**** Records shown ****

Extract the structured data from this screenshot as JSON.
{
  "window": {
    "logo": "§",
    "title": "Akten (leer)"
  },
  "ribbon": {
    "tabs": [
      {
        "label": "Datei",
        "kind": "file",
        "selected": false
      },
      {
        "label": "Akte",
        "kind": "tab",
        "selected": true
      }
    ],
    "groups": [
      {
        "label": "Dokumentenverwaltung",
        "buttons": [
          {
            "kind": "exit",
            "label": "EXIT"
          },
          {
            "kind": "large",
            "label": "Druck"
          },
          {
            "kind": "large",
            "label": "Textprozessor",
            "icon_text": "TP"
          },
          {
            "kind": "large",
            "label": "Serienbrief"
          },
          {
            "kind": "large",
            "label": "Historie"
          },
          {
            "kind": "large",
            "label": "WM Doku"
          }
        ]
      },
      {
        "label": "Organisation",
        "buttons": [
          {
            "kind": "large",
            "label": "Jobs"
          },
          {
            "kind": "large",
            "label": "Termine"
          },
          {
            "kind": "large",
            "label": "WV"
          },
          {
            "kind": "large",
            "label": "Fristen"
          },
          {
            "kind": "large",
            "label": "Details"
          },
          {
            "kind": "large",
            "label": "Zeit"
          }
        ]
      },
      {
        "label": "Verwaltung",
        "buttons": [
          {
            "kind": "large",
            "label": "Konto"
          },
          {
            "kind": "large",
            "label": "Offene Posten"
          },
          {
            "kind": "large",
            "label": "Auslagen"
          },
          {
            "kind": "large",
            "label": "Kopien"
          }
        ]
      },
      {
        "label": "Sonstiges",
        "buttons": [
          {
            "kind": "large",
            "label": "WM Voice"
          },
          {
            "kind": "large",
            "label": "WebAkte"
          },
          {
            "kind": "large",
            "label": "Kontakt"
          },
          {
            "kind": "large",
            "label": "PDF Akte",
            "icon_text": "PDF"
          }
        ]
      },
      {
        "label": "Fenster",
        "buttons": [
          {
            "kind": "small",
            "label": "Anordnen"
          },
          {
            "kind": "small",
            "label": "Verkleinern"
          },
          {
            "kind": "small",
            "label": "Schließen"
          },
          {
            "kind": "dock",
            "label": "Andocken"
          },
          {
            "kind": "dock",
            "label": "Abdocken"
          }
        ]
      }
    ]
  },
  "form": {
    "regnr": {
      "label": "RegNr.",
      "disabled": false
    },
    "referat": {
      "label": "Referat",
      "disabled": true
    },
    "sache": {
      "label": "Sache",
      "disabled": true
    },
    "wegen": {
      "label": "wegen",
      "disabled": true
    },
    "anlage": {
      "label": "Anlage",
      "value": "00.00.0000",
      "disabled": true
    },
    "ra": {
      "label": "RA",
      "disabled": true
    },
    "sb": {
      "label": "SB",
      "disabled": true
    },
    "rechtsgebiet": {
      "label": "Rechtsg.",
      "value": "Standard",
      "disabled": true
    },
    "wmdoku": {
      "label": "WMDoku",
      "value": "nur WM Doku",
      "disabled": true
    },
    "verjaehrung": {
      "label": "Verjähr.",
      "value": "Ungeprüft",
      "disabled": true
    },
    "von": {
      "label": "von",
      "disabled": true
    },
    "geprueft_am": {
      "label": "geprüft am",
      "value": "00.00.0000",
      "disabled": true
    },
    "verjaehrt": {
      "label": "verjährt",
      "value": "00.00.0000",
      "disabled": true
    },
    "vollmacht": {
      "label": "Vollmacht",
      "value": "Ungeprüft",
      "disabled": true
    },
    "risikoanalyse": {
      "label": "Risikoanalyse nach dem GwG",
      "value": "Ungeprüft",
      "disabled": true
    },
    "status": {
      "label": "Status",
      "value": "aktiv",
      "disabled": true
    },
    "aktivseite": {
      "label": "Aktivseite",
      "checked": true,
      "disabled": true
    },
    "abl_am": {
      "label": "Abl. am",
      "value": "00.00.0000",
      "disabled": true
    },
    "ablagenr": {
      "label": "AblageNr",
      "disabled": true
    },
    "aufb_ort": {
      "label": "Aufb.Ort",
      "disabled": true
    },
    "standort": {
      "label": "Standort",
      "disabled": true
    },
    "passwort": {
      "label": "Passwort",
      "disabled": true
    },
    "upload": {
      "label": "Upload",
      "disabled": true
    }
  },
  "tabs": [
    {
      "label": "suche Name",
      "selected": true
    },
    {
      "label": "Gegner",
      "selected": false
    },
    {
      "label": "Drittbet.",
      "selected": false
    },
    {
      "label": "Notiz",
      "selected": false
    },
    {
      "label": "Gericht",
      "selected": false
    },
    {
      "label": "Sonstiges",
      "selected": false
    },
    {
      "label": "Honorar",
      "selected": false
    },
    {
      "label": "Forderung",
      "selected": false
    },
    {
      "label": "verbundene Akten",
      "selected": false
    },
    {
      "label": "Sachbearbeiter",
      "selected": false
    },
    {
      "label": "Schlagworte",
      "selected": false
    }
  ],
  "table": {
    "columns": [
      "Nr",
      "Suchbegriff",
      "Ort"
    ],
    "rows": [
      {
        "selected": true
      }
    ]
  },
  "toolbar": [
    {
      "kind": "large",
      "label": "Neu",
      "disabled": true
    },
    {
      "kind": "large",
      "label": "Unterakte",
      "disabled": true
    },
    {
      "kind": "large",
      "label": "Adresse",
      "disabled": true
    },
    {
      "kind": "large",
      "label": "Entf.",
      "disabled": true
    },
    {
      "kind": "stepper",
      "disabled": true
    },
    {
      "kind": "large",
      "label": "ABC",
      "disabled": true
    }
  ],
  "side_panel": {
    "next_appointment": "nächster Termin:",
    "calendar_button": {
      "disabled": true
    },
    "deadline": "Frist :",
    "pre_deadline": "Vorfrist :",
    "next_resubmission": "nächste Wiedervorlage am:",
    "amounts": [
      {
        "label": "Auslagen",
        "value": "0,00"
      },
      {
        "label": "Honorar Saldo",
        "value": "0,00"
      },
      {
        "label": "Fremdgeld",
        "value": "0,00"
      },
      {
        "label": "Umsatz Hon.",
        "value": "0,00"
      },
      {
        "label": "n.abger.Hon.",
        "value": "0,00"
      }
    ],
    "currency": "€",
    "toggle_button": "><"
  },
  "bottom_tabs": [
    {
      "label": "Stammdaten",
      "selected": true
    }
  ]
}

****

▶ **What needs to be done**
Repeat the data verbatim.

▶ **Answer to the problem**
Extract the structured data from this screenshot as JSON.
{
  "window": {
    "logo": "§",
    "title": "Akten (leer)"
  },
  "ribbon": {
    "tabs": [
      {
        "label": "Datei",
        "kind": "file",
        "selected": false
      },
      {
        "label": "Akte",
        "kind": "tab",
        "selected": true
      }
    ],
    "groups": [
      {
        "label": "Dokumentenverwaltung",
        "buttons": [
          {
            "kind": "exit",
            "label": "EXIT"
          },
          {
            "kind": "large",
            "label": "Druck"
          },
          {
            "kind": "large",
            "label": "Textprozessor",
            "icon_text": "TP"
          },
          {
            "kind": "large",
            "label": "Serienbrief"
          },
          {
            "kind": "large",
            "label": "Historie"
          },
          {
            "kind": "large",
            "label": "WM Doku"
          }
        ]
      },
      {
        "label": "Organisation",
        "buttons": [
          {
            "kind": "large",
            "label": "Jobs"
          },
          {
            "kind": "large",
            "label": "Termine"
          },
          {
            "kind": "large",
            "label": "WV"
          },
          {
            "kind": "large",
            "label": "Fristen"
          },
          {
            "kind": "large",
            "label": "Details"
          },
          {
            "kind": "large",
            "label": "Zeit"
          }
        ]
      },
      {
        "label": "Verwaltung",
        "buttons": [
          {
            "kind": "large",
            "label": "Konto"
          },
          {
            "kind": "large",
            "label": "Offene Posten"
          },
          {
            "kind": "large",
            "label": "Auslagen"
          },
          {
            "kind": "large",
            "label": "Kopien"
          }
        ]
      },
      {
        "label": "Sonstiges",
        "buttons": [
          {
            "kind": "large",
            "label": "WM Voice"
          },
          {
            "kind": "large",
            "label": "WebAkte"
          },
          {
            "kind": "large",
            "label": "Kontakt"
          },
          {
            "kind": "large",
            "label": "PDF Akte",
            "icon_text": "PDF"
          }
        ]
      },
      {
        "label": "Fenster",
        "buttons": [
          {
            "kind": "small",
            "label": "Anordnen"
          },
          {
            "kind": "small",
            "label": "Verkleinern"
          },
          {
            "kind": "small",
            "label": "Schließen"
          },
          {
            "kind": "dock",
            "label": "Andocken"
          },
          {
            "kind": "dock",
            "label": "Abdocken"
          }
        ]
      }
    ]
  },
  "form": {
    "regnr": {
      "label": "RegNr.",
      "disabled": false
    },
    "referat": {
      "label": "Referat",
      "disabled": true
    },
    "sache": {
      "label": "Sache",
      "disabled": true
    },
    "wegen": {
      "label": "wegen",
      "disabled": true
    },
    "anlage": {
      "label": "Anlage",
      "value": "00.00.0000",
      "disabled": true
    },
    "ra": {
      "label": "RA",
      "disabled": true
    },
    "sb": {
      "label": "SB",
      "disabled": true
    },
    "rechtsgebiet": {
      "label": "Rechtsg.",
      "value": "Standard",
      "disabled": true
    },
    "wmdoku": {
      "label": "WMDoku",
      "value": "nur WM Doku",
      "disabled": true
    },
    "verjaehrung": {
      "label": "Verjähr.",
      "value": "Ungeprüft",
      "disabled": true
    },
    "von": {
      "label": "von",
      "disabled": true
    },
    "geprueft_am": {
      "label": "geprüft am",
      "value": "00.00.0000",
      "disabled": true
    },
    "verjaehrt": {
      "label": "verjährt",
      "value": "00.00.0000",
      "disabled": true
    },
    "vollmacht": {
      "label": "Vollmacht",
      "value": "Ungeprüft",
      "disabled": true
    },
    "risikoanalyse": {
      "label": "Risikoanalyse nach dem GwG",
      "value": "Ungeprüft",
      "disabled": true
    },
    "status": {
      "label": "Status",
      "value": "aktiv",
      "disabled": true
    },
    "aktivseite": {
      "label": "Aktivseite",
      "checked": true,
      "disabled": true
    },
    "abl_am": {
      "label": "Abl. am",
      "value": "00.00.0000",
      "disabled": true
    },
    "ablagenr": {
      "label": "AblageNr",
      "disabled": true
    },
    "aufb_ort": {
      "label": "Aufb.Ort",
      "disabled": true
    },
    "standort": {
      "label": "Standort",
      "disabled": true
    },
    "passwort": {
      "label": "Passwort",
      "disabled": true
    },
    "upload": {
      "label": "Upload",
      "disabled": true
    }
  },
  "tabs": [
    {
      "label": "suche Name",
      "selected": true
    },
    {
      "label": "Gegner",
      "selected": false
    },
    {
      "label": "Drittbet.",
      "selected": false
    },
    {
      "label": "Notiz",
      "selected": false
    },
    {
      "label": "Gericht",
      "selected": false
    },
    {
      "label": "Sonstiges",
      "selected": false
    },
    {
      "label": "Honorar",
      "selected": false
    },
    {
      "label": "Forderung",
      "selected": false
    },
    {
      "label": "verbundene Akten",
      "selected": false
    },
    {
      "label": "Sachbearbeiter",
      "selected": false
    },
    {
      "label": "Schlagworte",
      "selected": false
    }
  ],
  "table": {
    "columns": [
      "Nr",
      "Suchbegriff",
      "Ort"
    ],
    "rows": [
      {
        "selected": true
      }
    ]
  },
  "toolbar": [
    {
      "kind": "large",
      "label": "Neu",
      "disabled": true
    },
    {
      "kind": "large",
      "label": "Unterakte",
      "disabled": true
    },
    {
      "kind": "large",
      "label": "Adresse",
      "disabled": true
    },
    {
      "kind": "large",
      "label": "Entf.",
      "disabled": true
    },
    {
      "kind": "stepper",
      "disabled": true
    },
    {
      "kind": "large",
      "label": "ABC",
      "disabled": true
    }
  ],
  "side_panel": {
    "next_appointment": "nächster Termin:",
    "calendar_button": {
      "disabled": true
    },
    "deadline": "Frist :",
    "pre_deadline": "Vorfrist :",
    "next_resubmission": "nächste Wiedervorlage am:",
    "amounts": [
      {
        "label": "Auslagen",
        "value": "0,00"
      },
      {
        "label": "Honorar Saldo",
        "value": "0,00"
      },
      {
        "label": "Fremdgeld",
        "value": "0,00"
      },
      {
        "label": "Umsatz Hon.",
        "value": "0,00"
      },
      {
        "label": "n.abger.Hon.",
        "value": "0,00"
      }
    ],
    "currency": "€",
    "toggle_button": "><"
  },
  "bottom_tabs": [
    {
      "label": "Stammdaten",
      "selected": true
    }
  ]
}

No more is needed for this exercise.